### GIVEN INSTRUCTION:
Determine how many lines in the entries below include "conc". The reply should be that number and nothing else.

### SUPPLIED DATA:
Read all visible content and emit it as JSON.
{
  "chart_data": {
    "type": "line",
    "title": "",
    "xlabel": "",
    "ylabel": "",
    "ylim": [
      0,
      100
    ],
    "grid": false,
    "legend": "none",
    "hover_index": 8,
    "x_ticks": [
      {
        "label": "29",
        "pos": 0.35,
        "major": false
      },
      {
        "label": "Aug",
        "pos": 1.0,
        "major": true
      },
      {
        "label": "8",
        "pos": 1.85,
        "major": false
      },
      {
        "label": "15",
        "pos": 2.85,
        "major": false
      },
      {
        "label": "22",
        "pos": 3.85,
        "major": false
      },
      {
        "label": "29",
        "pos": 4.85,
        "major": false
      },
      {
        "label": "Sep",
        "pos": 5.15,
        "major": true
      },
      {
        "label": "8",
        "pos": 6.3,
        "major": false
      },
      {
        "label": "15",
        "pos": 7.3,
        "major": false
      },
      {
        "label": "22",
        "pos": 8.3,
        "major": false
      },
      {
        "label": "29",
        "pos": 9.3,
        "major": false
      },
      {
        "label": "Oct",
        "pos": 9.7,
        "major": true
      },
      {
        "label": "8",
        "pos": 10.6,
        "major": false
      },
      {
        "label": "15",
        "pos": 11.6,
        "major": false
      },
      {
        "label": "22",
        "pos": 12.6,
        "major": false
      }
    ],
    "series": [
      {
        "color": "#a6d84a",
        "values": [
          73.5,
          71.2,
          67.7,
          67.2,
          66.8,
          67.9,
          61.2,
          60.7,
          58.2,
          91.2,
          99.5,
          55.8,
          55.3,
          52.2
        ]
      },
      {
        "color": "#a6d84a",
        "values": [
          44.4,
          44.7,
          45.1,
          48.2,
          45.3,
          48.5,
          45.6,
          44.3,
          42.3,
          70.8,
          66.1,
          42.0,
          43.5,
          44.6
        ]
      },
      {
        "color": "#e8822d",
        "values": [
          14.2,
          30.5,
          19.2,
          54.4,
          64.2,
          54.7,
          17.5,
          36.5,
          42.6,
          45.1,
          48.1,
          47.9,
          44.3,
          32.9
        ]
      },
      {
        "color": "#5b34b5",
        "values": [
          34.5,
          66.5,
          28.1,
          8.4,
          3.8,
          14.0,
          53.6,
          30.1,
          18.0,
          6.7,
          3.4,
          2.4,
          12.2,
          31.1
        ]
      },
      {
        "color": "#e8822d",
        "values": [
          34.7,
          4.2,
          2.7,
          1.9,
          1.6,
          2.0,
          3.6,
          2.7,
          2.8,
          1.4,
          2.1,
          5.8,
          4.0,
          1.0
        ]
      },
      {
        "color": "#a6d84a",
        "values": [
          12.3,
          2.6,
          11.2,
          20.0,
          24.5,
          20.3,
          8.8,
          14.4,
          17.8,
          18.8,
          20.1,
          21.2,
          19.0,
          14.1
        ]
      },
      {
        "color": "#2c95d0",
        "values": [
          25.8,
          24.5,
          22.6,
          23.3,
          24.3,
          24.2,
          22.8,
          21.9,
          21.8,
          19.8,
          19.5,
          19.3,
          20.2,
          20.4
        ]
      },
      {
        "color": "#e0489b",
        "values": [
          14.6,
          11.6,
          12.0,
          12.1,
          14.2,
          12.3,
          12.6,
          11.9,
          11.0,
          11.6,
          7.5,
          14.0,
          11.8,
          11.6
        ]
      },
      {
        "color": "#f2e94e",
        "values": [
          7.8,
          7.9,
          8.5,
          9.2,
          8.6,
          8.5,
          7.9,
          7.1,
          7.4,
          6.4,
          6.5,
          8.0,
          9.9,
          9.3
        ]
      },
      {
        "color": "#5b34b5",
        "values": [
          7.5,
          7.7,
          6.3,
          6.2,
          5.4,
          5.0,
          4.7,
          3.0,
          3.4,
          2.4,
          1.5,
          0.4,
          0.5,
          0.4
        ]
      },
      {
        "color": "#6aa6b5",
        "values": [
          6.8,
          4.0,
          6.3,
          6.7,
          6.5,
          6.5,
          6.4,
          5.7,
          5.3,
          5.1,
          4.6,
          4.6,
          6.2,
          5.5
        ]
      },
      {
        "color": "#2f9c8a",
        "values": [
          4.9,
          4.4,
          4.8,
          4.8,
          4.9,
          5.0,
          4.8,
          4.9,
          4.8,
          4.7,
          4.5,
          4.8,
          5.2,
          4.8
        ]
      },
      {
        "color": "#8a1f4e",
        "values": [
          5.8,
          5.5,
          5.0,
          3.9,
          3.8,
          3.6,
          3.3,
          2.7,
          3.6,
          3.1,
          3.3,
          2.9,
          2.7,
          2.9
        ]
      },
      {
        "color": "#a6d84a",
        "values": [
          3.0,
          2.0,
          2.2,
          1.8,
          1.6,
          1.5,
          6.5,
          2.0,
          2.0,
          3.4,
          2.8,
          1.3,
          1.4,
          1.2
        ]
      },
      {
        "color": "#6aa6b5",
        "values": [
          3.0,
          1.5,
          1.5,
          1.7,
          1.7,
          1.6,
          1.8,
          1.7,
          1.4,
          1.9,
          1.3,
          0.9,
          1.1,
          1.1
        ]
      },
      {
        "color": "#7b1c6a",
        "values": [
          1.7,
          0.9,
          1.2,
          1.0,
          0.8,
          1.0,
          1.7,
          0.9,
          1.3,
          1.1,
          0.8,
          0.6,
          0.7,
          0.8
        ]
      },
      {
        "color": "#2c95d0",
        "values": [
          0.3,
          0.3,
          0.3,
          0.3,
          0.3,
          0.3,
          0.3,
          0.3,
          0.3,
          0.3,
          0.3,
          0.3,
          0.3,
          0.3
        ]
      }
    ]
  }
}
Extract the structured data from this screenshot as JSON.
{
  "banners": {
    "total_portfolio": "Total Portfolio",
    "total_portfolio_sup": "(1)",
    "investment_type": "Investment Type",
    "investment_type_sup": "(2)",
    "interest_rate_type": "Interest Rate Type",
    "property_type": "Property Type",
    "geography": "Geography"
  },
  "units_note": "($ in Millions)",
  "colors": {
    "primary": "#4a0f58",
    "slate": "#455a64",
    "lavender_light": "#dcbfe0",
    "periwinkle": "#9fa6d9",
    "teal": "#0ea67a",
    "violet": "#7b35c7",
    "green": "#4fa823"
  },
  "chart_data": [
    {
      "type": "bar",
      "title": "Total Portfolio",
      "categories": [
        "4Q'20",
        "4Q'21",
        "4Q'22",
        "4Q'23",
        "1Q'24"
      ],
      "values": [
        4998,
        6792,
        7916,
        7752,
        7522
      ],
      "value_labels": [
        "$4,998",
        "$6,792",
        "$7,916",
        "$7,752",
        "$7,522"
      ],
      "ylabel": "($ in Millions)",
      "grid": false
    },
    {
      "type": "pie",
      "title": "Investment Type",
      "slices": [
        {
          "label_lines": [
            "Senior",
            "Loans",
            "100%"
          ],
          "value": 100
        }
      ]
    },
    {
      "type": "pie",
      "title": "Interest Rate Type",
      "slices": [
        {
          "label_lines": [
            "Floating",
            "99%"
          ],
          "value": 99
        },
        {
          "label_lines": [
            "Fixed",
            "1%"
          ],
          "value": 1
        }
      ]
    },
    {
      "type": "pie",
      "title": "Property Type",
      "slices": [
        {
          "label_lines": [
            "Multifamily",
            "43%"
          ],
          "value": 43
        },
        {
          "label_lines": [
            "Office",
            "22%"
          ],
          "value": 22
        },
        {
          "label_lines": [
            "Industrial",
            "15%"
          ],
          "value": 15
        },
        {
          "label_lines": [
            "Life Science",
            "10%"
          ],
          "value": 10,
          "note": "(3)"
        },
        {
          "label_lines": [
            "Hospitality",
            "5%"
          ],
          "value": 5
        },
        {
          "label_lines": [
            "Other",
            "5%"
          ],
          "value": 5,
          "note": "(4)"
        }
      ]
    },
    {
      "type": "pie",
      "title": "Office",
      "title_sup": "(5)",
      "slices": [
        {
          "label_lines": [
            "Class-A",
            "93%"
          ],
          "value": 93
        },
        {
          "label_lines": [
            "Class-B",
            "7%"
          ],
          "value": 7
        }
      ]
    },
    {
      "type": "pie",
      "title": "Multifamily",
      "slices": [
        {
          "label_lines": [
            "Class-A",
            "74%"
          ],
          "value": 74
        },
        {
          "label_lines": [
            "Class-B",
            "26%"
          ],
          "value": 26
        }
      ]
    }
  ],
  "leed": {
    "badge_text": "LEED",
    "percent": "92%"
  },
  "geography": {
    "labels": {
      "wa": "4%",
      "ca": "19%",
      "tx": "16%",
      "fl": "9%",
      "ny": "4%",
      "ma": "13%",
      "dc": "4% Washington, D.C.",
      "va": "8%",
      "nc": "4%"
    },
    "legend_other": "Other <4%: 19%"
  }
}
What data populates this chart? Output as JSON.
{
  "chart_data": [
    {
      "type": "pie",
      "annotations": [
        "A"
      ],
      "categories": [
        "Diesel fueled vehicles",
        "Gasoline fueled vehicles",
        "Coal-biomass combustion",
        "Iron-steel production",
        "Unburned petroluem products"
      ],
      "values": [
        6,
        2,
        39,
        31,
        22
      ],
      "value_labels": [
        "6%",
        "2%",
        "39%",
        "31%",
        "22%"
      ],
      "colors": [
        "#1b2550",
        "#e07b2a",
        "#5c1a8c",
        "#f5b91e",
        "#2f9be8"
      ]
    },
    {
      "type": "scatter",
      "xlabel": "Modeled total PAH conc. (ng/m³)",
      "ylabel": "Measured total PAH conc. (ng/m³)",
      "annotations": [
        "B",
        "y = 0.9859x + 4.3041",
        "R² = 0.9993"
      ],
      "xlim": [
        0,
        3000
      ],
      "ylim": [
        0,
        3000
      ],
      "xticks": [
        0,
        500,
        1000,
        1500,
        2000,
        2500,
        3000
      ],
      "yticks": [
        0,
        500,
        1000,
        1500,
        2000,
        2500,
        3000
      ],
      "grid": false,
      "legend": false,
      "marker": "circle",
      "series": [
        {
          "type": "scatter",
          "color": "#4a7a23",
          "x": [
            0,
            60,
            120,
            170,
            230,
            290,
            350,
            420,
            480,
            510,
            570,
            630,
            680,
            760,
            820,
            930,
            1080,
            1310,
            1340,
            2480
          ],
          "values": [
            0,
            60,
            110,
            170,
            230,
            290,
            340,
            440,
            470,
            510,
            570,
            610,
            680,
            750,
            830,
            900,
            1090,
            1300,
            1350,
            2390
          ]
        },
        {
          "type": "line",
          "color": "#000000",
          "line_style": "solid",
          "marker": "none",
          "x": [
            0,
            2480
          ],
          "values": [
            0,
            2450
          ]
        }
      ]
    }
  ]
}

### TASK RESULT:
2